**Problem**
Word for word, transcribe the lines below and drop the pictures.

**Given information**
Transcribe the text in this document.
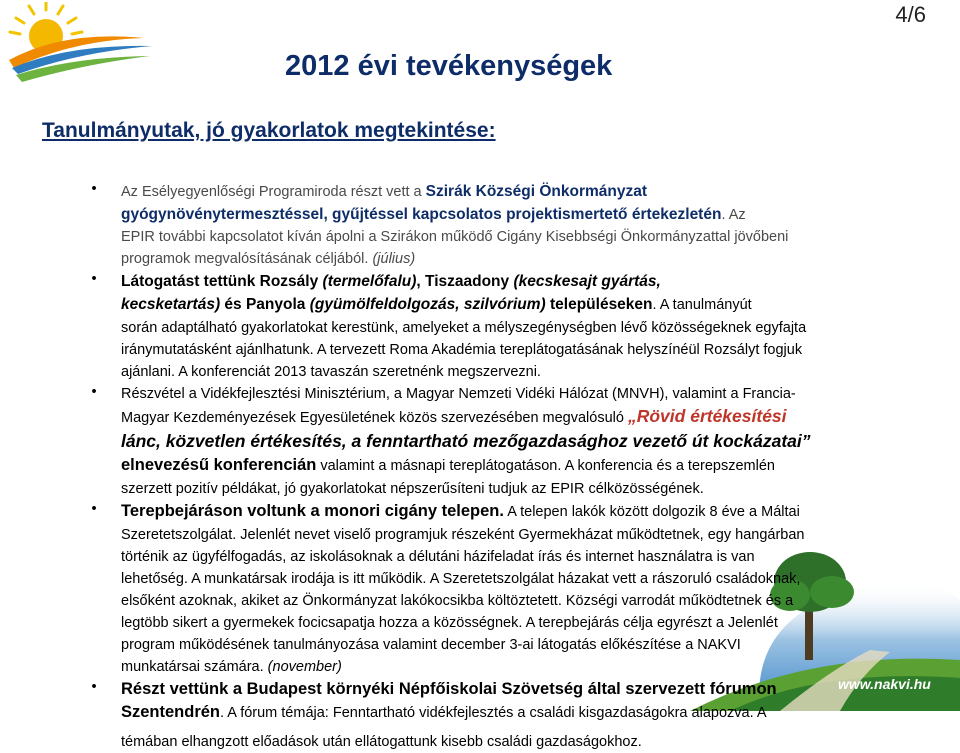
4/6
2012 évi tevékenységek
Tanulmányutak, jó gyakorlatok megtekintése:
www.nakvi.hu
• Az Esélyegyenlőségi Programiroda részt vett a Szirák Községi Önkormányzat
gyógynövénytermesztéssel, gyűjtéssel kapcsolatos projektismertető értekezletén. Az
EPIR további kapcsolatot kíván ápolni a Szirákon működő Cigány Kisebbségi Önkormányzattal jövőbeni
programok megvalósításának céljából. (július)
• Látogatást tettünk Rozsály (termelőfalu), Tiszaadony (kecskesajt gyártás,
kecsketartás) és Panyola (gyümölfeldolgozás, szilvórium) településeken. A tanulmányút
során adaptálható gyakorlatokat kerestünk, amelyeket a mélyszegénységben lévő közösségeknek egyfajta
iránymutatásként ajánlhatunk. A tervezett Roma Akadémia tereplátogatásának helyszínéül Rozsályt fogjuk
ajánlani. A konferenciát 2013 tavaszán szeretnénk megszervezni.
• Részvétel a Vidékfejlesztési Minisztérium, a Magyar Nemzeti Vidéki Hálózat (MNVH), valamint a Francia-
Magyar Kezdeményezések Egyesületének közös szervezésében megvalósuló „Rövid értékesítési
lánc, közvetlen értékesítés, a fenntartható mezőgazdasághoz vezető út kockázatai”
elnevezésű konferencián valamint a másnapi tereplátogatáson. A konferencia és a terepszemlén
szerzett pozitív példákat, jó gyakorlatokat népszerűsíteni tudjuk az EPIR célközösségének.
• Terepbejáráson voltunk a monori cigány telepen. A telepen lakók között dolgozik 8 éve a Máltai
Szeretetszolgálat. Jelenlét nevet viselő programjuk részeként Gyermekházat működtetnek, egy hangárban
történik az ügyfélfogadás, az iskolásoknak a délutáni házifeladat írás és internet használatra is van
lehetőség. A munkatársak irodája is itt működik. A Szeretetszolgálat házakat vett a rászoruló családoknak,
elsőként azoknak, akiket az Önkormányzat lakókocsikba költöztetett. Községi varrodát működtetnek és a
legtöbb sikert a gyermekek focicsapatja hozza a közösségnek. A terepbejárás célja egyrészt a Jelenlét
program működésének tanulmányozása valamint december 3-ai látogatás előkészítése a NAKVI
munkatársai számára. (november)
• Részt vettünk a Budapest környéki Népfőiskolai Szövetség által szervezett fórumon
Szentendrén. A fórum témája: Fenntartható vidékfejlesztés a családi kisgazdaságokra alapozva. A
témában elhangzott előadások után ellátogattunk kisebb családi gazdaságokhoz.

**Written answer**
Transcribe the text in this document.
4/6
2012 évi tevékenységek
Tanulmányutak, jó gyakorlatok megtekintése:
www.nakvi.hu
• Az Esélyegyenlőségi Programiroda részt vett a Szirák Községi Önkormányzat
gyógynövénytermesztéssel, gyűjtéssel kapcsolatos projektismertető értekezletén. Az
EPIR további kapcsolatot kíván ápolni a Szirákon működő Cigány Kisebbségi Önkormányzattal jövőbeni
programok megvalósításának céljából. (július)
• Látogatást tettünk Rozsály (termelőfalu), Tiszaadony (kecskesajt gyártás,
kecsketartás) és Panyola (gyümölfeldolgozás, szilvórium) településeken. A tanulmányút
során adaptálható gyakorlatokat kerestünk, amelyeket a mélyszegénységben lévő közösségeknek egyfajta
iránymutatásként ajánlhatunk. A tervezett Roma Akadémia tereplátogatásának helyszínéül Rozsályt fogjuk
ajánlani. A konferenciát 2013 tavaszán szeretnénk megszervezni.
• Részvétel a Vidékfejlesztési Minisztérium, a Magyar Nemzeti Vidéki Hálózat (MNVH), valamint a Francia-
Magyar Kezdeményezések Egyesületének közös szervezésében megvalósuló „Rövid értékesítési
lánc, közvetlen értékesítés, a fenntartható mezőgazdasághoz vezető út kockázatai”
elnevezésű konferencián valamint a másnapi tereplátogatáson. A konferencia és a terepszemlén
szerzett pozitív példákat, jó gyakorlatokat népszerűsíteni tudjuk az EPIR célközösségének.
• Terepbejáráson voltunk a monori cigány telepen. A telepen lakók között dolgozik 8 éve a Máltai
Szeretetszolgálat. Jelenlét nevet viselő programjuk részeként Gyermekházat működtetnek, egy hangárban
történik az ügyfélfogadás, az iskolásoknak a délutáni házifeladat írás és internet használatra is van
lehetőség. A munkatársak irodája is itt működik. A Szeretetszolgálat házakat vett a rászoruló családoknak,
elsőként azoknak, akiket az Önkormányzat lakókocsikba költöztetett. Községi varrodát működtetnek és a
legtöbb sikert a gyermekek focicsapatja hozza a közösségnek. A terepbejárás célja egyrészt a Jelenlét
program működésének tanulmányozása valamint december 3-ai látogatás előkészítése a NAKVI
munkatársai számára. (november)
• Részt vettünk a Budapest környéki Népfőiskolai Szövetség által szervezett fórumon
Szentendrén. A fórum témája: Fenntartható vidékfejlesztés a családi kisgazdaságokra alapozva. A
témában elhangzott előadások után ellátogattunk kisebb családi gazdaságokhoz.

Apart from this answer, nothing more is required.